=== SET EXERCISE ===
Render every entry exactly as it appears.

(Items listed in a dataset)
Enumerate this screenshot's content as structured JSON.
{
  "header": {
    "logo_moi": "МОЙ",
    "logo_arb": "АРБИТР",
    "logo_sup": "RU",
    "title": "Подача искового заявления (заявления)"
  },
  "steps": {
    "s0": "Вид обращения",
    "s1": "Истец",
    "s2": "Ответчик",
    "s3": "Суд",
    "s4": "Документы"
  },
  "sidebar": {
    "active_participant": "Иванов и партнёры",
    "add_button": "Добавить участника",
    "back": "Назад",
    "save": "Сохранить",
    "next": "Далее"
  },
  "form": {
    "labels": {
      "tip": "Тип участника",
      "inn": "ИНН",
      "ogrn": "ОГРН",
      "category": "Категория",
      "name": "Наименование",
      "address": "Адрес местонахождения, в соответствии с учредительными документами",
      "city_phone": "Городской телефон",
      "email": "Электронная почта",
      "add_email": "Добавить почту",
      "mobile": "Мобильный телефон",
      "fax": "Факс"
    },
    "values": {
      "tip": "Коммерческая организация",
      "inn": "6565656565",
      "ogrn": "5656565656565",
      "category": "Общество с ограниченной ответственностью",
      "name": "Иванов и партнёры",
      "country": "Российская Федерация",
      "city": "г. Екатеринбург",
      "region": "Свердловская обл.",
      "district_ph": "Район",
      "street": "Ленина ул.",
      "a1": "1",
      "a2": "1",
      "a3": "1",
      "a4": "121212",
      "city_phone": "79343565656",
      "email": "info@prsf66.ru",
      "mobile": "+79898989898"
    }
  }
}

=== TASK RESPONSE ===
Enumerate this screenshot's content as structured JSON.
{
  "header": {
    "logo_moi": "МОЙ",
    "logo_arb": "АРБИТР",
    "logo_sup": "RU",
    "title": "Подача искового заявления (заявления)"
  },
  "steps": {
    "s0": "Вид обращения",
    "s1": "Истец",
    "s2": "Ответчик",
    "s3": "Суд",
    "s4": "Документы"
  },
  "sidebar": {
    "active_participant": "Иванов и партнёры",
    "add_button": "Добавить участника",
    "back": "Назад",
    "save": "Сохранить",
    "next": "Далее"
  },
  "form": {
    "labels": {
      "tip": "Тип участника",
      "inn": "ИНН",
      "ogrn": "ОГРН",
      "category": "Категория",
      "name": "Наименование",
      "address": "Адрес местонахождения, в соответствии с учредительными документами",
      "city_phone": "Городской телефон",
      "email": "Электронная почта",
      "add_email": "Добавить почту",
      "mobile": "Мобильный телефон",
      "fax": "Факс"
    },
    "values": {
      "tip": "Коммерческая организация",
      "inn": "6565656565",
      "ogrn": "5656565656565",
      "category": "Общество с ограниченной ответственностью",
      "name": "Иванов и партнёры",
      "country": "Российская Федерация",
      "city": "г. Екатеринбург",
      "region": "Свердловская обл.",
      "district_ph": "Район",
      "street": "Ленина ул.",
      "a1": "1",
      "a2": "1",
      "a3": "1",
      "a4": "121212",
      "city_phone": "79343565656",
      "email": "info@prsf66.ru",
      "mobile": "+79898989898"
    }
  }
}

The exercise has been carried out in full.